▶ [INSTRUCTIONS FOR THE TASK]: Keep the pictures out and restate every record exactly.

# # #

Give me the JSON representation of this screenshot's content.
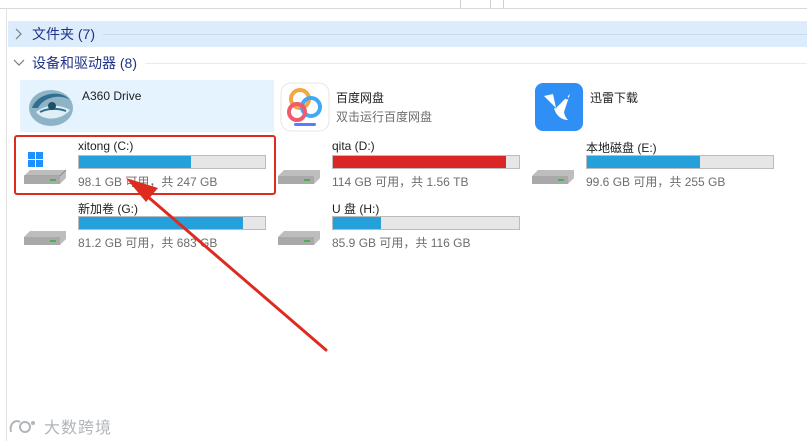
{
  "folders": {
    "title": "文件夹 (7)"
  },
  "devices": {
    "title": "设备和驱动器 (8)",
    "apps": [
      {
        "name": "A360 Drive",
        "subtitle": "",
        "icon": "a360-drive-icon"
      },
      {
        "name": "百度网盘",
        "subtitle": "双击运行百度网盘",
        "icon": "baidu-netdisk-icon"
      },
      {
        "name": "迅雷下载",
        "subtitle": "",
        "icon": "xunlei-bird-icon"
      }
    ],
    "drives": [
      {
        "name": "xitong (C:)",
        "info": "98.1 GB 可用，共 247 GB",
        "used_fraction": 0.6
      },
      {
        "name": "qita (D:)",
        "info": "114 GB 可用，共 1.56 TB",
        "used_fraction": 0.93
      },
      {
        "name": "本地磁盘 (E:)",
        "info": "99.6 GB 可用，共 255 GB",
        "used_fraction": 0.61
      },
      {
        "name": "新加卷 (G:)",
        "info": "81.2 GB 可用，共 683 GB",
        "used_fraction": 0.88
      },
      {
        "name": "U 盘 (H:)",
        "info": "85.9 GB 可用，共 116 GB",
        "used_fraction": 0.26
      }
    ]
  },
  "colors": {
    "bar_normal": "#26a0da",
    "bar_full": "#da2626",
    "annotation": "#dd2b20"
  },
  "watermark": {
    "text": "大数跨境"
  }
}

# # #

▶ [RESPONSE BELOW]:
Give me the JSON representation of this screenshot's content.
{
  "folders": {
    "title": "文件夹 (7)"
  },
  "devices": {
    "title": "设备和驱动器 (8)",
    "apps": [
      {
        "name": "A360 Drive",
        "subtitle": "",
        "icon": "a360-drive-icon"
      },
      {
        "name": "百度网盘",
        "subtitle": "双击运行百度网盘",
        "icon": "baidu-netdisk-icon"
      },
      {
        "name": "迅雷下载",
        "subtitle": "",
        "icon": "xunlei-bird-icon"
      }
    ],
    "drives": [
      {
        "name": "xitong (C:)",
        "info": "98.1 GB 可用，共 247 GB",
        "used_fraction": 0.6
      },
      {
        "name": "qita (D:)",
        "info": "114 GB 可用，共 1.56 TB",
        "used_fraction": 0.93
      },
      {
        "name": "本地磁盘 (E:)",
        "info": "99.6 GB 可用，共 255 GB",
        "used_fraction": 0.61
      },
      {
        "name": "新加卷 (G:)",
        "info": "81.2 GB 可用，共 683 GB",
        "used_fraction": 0.88
      },
      {
        "name": "U 盘 (H:)",
        "info": "85.9 GB 可用，共 116 GB",
        "used_fraction": 0.26
      }
    ]
  },
  "colors": {
    "bar_normal": "#26a0da",
    "bar_full": "#da2626",
    "annotation": "#dd2b20"
  },
  "watermark": {
    "text": "大数跨境"
  }
}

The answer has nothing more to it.